**WRITTEN INSTRUCTION:**
All material below is to be reproduced exactly.

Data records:
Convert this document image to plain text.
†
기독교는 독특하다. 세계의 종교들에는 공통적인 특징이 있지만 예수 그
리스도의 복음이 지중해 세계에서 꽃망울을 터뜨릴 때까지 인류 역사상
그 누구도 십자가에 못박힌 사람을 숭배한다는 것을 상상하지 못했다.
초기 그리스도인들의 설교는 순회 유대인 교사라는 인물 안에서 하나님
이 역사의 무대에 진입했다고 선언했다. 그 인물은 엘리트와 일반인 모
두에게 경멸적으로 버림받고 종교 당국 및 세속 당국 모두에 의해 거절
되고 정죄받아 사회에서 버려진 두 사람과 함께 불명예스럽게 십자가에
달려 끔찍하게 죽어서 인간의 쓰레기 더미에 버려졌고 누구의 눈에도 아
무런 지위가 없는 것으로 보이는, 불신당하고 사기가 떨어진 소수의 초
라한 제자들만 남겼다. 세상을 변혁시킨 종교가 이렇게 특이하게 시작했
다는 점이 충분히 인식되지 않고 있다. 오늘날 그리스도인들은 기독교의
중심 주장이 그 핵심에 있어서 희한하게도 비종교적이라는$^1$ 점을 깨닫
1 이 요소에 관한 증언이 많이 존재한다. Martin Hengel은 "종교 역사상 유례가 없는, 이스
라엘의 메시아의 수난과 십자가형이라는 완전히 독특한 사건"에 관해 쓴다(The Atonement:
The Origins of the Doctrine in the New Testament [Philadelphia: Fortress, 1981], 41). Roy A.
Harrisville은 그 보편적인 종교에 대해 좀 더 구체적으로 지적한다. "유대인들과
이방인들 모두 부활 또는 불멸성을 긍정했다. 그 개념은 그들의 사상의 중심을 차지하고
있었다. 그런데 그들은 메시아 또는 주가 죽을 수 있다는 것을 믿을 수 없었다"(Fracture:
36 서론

**WRITTEN SOLUTION:**
Convert this document image to plain text.
†
기독교는 독특하다. 세계의 종교들에는 공통적인 특징이 있지만 예수 그
리스도의 복음이 지중해 세계에서 꽃망울을 터뜨릴 때까지 인류 역사상
그 누구도 십자가에 못박힌 사람을 숭배한다는 것을 상상하지 못했다.
초기 그리스도인들의 설교는 순회 유대인 교사라는 인물 안에서 하나님
이 역사의 무대에 진입했다고 선언했다. 그 인물은 엘리트와 일반인 모
두에게 경멸적으로 버림받고 종교 당국 및 세속 당국 모두에 의해 거절
되고 정죄받아 사회에서 버려진 두 사람과 함께 불명예스럽게 십자가에
달려 끔찍하게 죽어서 인간의 쓰레기 더미에 버려졌고 누구의 눈에도 아
무런 지위가 없는 것으로 보이는, 불신당하고 사기가 떨어진 소수의 초
라한 제자들만 남겼다. 세상을 변혁시킨 종교가 이렇게 특이하게 시작했
다는 점이 충분히 인식되지 않고 있다. 오늘날 그리스도인들은 기독교의
중심 주장이 그 핵심에 있어서 희한하게도 비종교적이라는$^1$ 점을 깨닫
1 이 요소에 관한 증언이 많이 존재한다. Martin Hengel은 "종교 역사상 유례가 없는, 이스
라엘의 메시아의 수난과 십자가형이라는 완전히 독특한 사건"에 관해 쓴다(The Atonement:
The Origins of the Doctrine in the New Testament [Philadelphia: Fortress, 1981], 41). Roy A.
Harrisville은 그 보편적인 종교에 대해 좀 더 구체적으로 지적한다. "유대인들과
이방인들 모두 부활 또는 불멸성을 긍정했다. 그 개념은 그들의 사상의 중심을 차지하고
있었다. 그런데 그들은 메시아 또는 주가 죽을 수 있다는 것을 믿을 수 없었다"(Fracture:
36 서론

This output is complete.